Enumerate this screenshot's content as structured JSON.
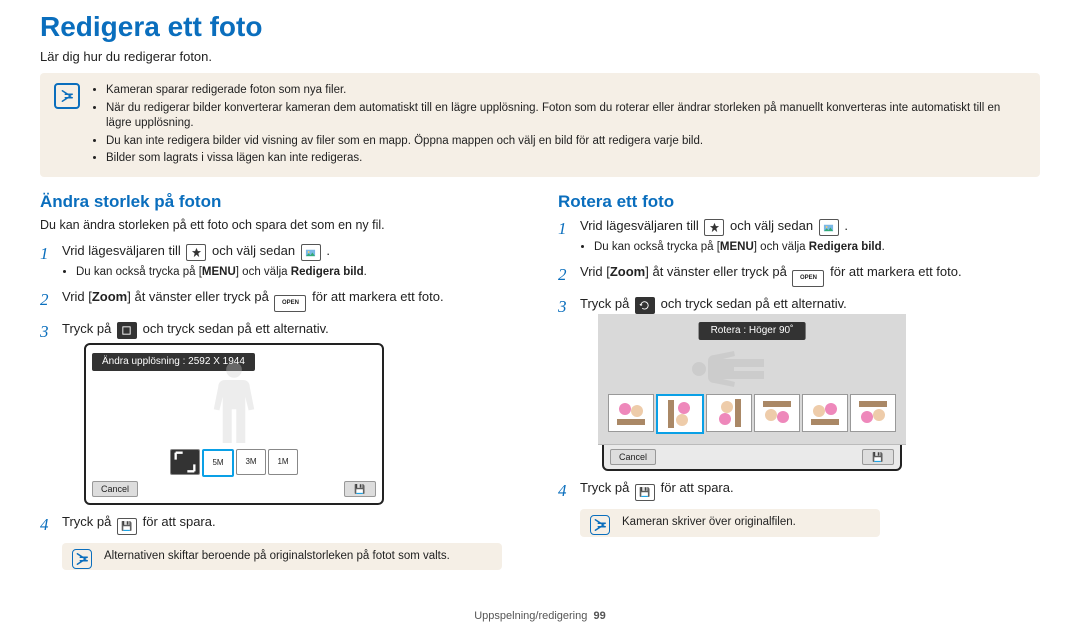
{
  "title": "Redigera ett foto",
  "intro": "Lär dig hur du redigerar foton.",
  "notes": [
    "Kameran sparar redigerade foton som nya filer.",
    "När du redigerar bilder konverterar kameran dem automatiskt till en lägre upplösning. Foton som du roterar eller ändrar storleken på manuellt konverteras inte automatiskt till en lägre upplösning.",
    "Du kan inte redigera bilder vid visning av filer som en mapp. Öppna mappen och välj en bild för att redigera varje bild.",
    "Bilder som lagrats i vissa lägen kan inte redigeras."
  ],
  "left": {
    "heading": "Ändra storlek på foton",
    "sub": "Du kan ändra storleken på ett foto och spara det som en ny fil.",
    "step1a": "Vrid lägesväljaren till ",
    "step1b": " och välj sedan ",
    "step1c": ".",
    "step1_sub_a": "Du kan också trycka på [",
    "step1_sub_menu": "MENU",
    "step1_sub_b": "] och välja ",
    "step1_sub_bold": "Redigera bild",
    "step1_sub_c": ".",
    "step2a": "Vrid [",
    "step2bold": "Zoom",
    "step2b": "] åt vänster eller tryck på ",
    "step2c": " för att markera ett foto.",
    "step3a": "Tryck på ",
    "step3b": " och tryck sedan på ett alternativ.",
    "screenshot_caption": "Ändra upplösning : 2592 X 1944",
    "cancel": "Cancel",
    "thumbs": [
      "↙",
      "5M",
      "3M",
      "1M"
    ],
    "open_label": "OPEN",
    "step4a": "Tryck på ",
    "step4b": " för att spara.",
    "tip": "Alternativen skiftar beroende på originalstorleken på fotot som valts."
  },
  "right": {
    "heading": "Rotera ett foto",
    "step1a": "Vrid lägesväljaren till ",
    "step1b": " och välj sedan ",
    "step1c": ".",
    "step1_sub_a": "Du kan också trycka på [",
    "step1_sub_menu": "MENU",
    "step1_sub_b": "] och välja ",
    "step1_sub_bold": "Redigera bild",
    "step1_sub_c": ".",
    "step2a": "Vrid [",
    "step2bold": "Zoom",
    "step2b": "] åt vänster eller tryck på ",
    "step2c": " för att markera ett foto.",
    "open_label": "OPEN",
    "step3a": "Tryck på ",
    "step3b": " och tryck sedan på ett alternativ.",
    "screenshot_caption": "Rotera : Höger 90˚",
    "cancel": "Cancel",
    "step4a": "Tryck på ",
    "step4b": " för att spara.",
    "tip": "Kameran skriver över originalfilen."
  },
  "footer_a": "Uppspelning/redigering",
  "footer_b": "99"
}
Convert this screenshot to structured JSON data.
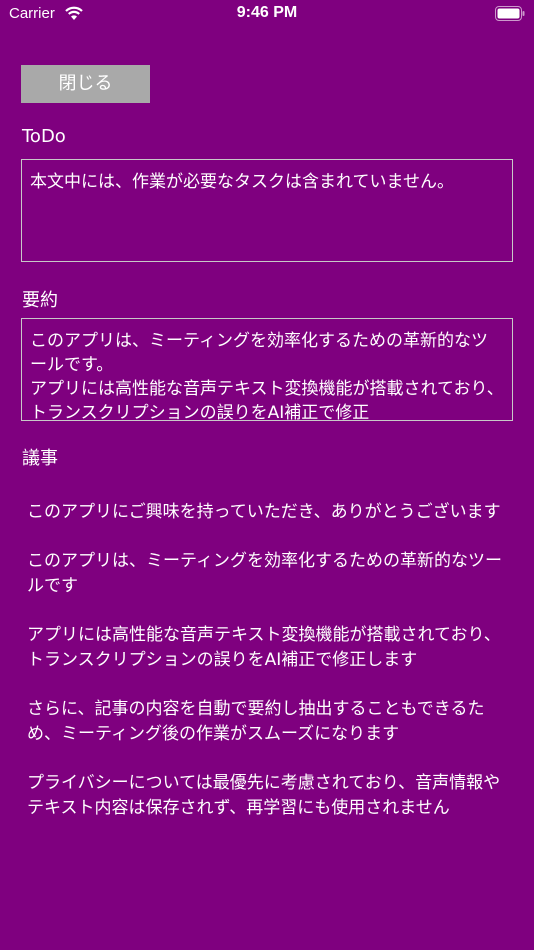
{
  "status": {
    "carrier": "Carrier",
    "time": "9:46 PM"
  },
  "close_label": "閉じる",
  "todo": {
    "label": "ToDo",
    "value": "本文中には、作業が必要なタスクは含まれていません。"
  },
  "summary": {
    "label": "要約",
    "value": "このアプリは、ミーティングを効率化するための革新的なツールです。\nアプリには高性能な音声テキスト変換機能が搭載されており、トランスクリプションの誤りをAI補正で修正"
  },
  "minutes": {
    "label": "議事",
    "items": [
      "このアプリにご興味を持っていただき、ありがとうございます",
      "このアプリは、ミーティングを効率化するための革新的なツールです",
      "アプリには高性能な音声テキスト変換機能が搭載されており、トランスクリプションの誤りをAI補正で修正します",
      "さらに、記事の内容を自動で要約し抽出することもできるため、ミーティング後の作業がスムーズになります",
      "プライバシーについては最優先に考慮されており、音声情報やテキスト内容は保存されず、再学習にも使用されません"
    ]
  }
}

┄┄┄┄┄┄┄┄┄┄┄┄┄┄┄┄┄┄┄┄

» Exercise instructions
Every line should be retyped exactly, with the pictures omitted.

» Answer to this problem
Enumerate this screenshot's content as structured JSON.
{
  "title": "Redigera ett foto",
  "intro": "Lär dig hur du redigerar foton.",
  "notes": [
    "Kameran sparar redigerade foton som nya filer.",
    "När du redigerar bilder konverterar kameran dem automatiskt till en lägre upplösning. Foton som du roterar eller ändrar storleken på manuellt konverteras inte automatiskt till en lägre upplösning.",
    "Du kan inte redigera bilder vid visning av filer som en mapp. Öppna mappen och välj en bild för att redigera varje bild.",
    "Bilder som lagrats i vissa lägen kan inte redigeras."
  ],
  "left": {
    "heading": "Ändra storlek på foton",
    "sub": "Du kan ändra storleken på ett foto och spara det som en ny fil.",
    "step1a": "Vrid lägesväljaren till ",
    "step1b": " och välj sedan ",
    "step1c": ".",
    "step1_sub_a": "Du kan också trycka på [",
    "step1_sub_menu": "MENU",
    "step1_sub_b": "] och välja ",
    "step1_sub_bold": "Redigera bild",
    "step1_sub_c": ".",
    "step2a": "Vrid [",
    "step2bold": "Zoom",
    "step2b": "] åt vänster eller tryck på ",
    "step2c": " för att markera ett foto.",
    "step3a": "Tryck på ",
    "step3b": " och tryck sedan på ett alternativ.",
    "screenshot_caption": "Ändra upplösning : 2592 X 1944",
    "cancel": "Cancel",
    "thumbs": [
      "↙",
      "5M",
      "3M",
      "1M"
    ],
    "open_label": "OPEN",
    "step4a": "Tryck på ",
    "step4b": " för att spara.",
    "tip": "Alternativen skiftar beroende på originalstorleken på fotot som valts."
  },
  "right": {
    "heading": "Rotera ett foto",
    "step1a": "Vrid lägesväljaren till ",
    "step1b": " och välj sedan ",
    "step1c": ".",
    "step1_sub_a": "Du kan också trycka på [",
    "step1_sub_menu": "MENU",
    "step1_sub_b": "] och välja ",
    "step1_sub_bold": "Redigera bild",
    "step1_sub_c": ".",
    "step2a": "Vrid [",
    "step2bold": "Zoom",
    "step2b": "] åt vänster eller tryck på ",
    "step2c": " för att markera ett foto.",
    "open_label": "OPEN",
    "step3a": "Tryck på ",
    "step3b": " och tryck sedan på ett alternativ.",
    "screenshot_caption": "Rotera : Höger 90˚",
    "cancel": "Cancel",
    "step4a": "Tryck på ",
    "step4b": " för att spara.",
    "tip": "Kameran skriver över originalfilen."
  },
  "footer_a": "Uppspelning/redigering",
  "footer_b": "99"
}
Convert this screenshot to structured JSON data.
{
  "status": {
    "carrier": "Carrier",
    "time": "9:46 PM"
  },
  "close_label": "閉じる",
  "todo": {
    "label": "ToDo",
    "value": "本文中には、作業が必要なタスクは含まれていません。"
  },
  "summary": {
    "label": "要約",
    "value": "このアプリは、ミーティングを効率化するための革新的なツールです。\nアプリには高性能な音声テキスト変換機能が搭載されており、トランスクリプションの誤りをAI補正で修正"
  },
  "minutes": {
    "label": "議事",
    "items": [
      "このアプリにご興味を持っていただき、ありがとうございます",
      "このアプリは、ミーティングを効率化するための革新的なツールです",
      "アプリには高性能な音声テキスト変換機能が搭載されており、トランスクリプションの誤りをAI補正で修正します",
      "さらに、記事の内容を自動で要約し抽出することもできるため、ミーティング後の作業がスムーズになります",
      "プライバシーについては最優先に考慮されており、音声情報やテキスト内容は保存されず、再学習にも使用されません"
    ]
  }
}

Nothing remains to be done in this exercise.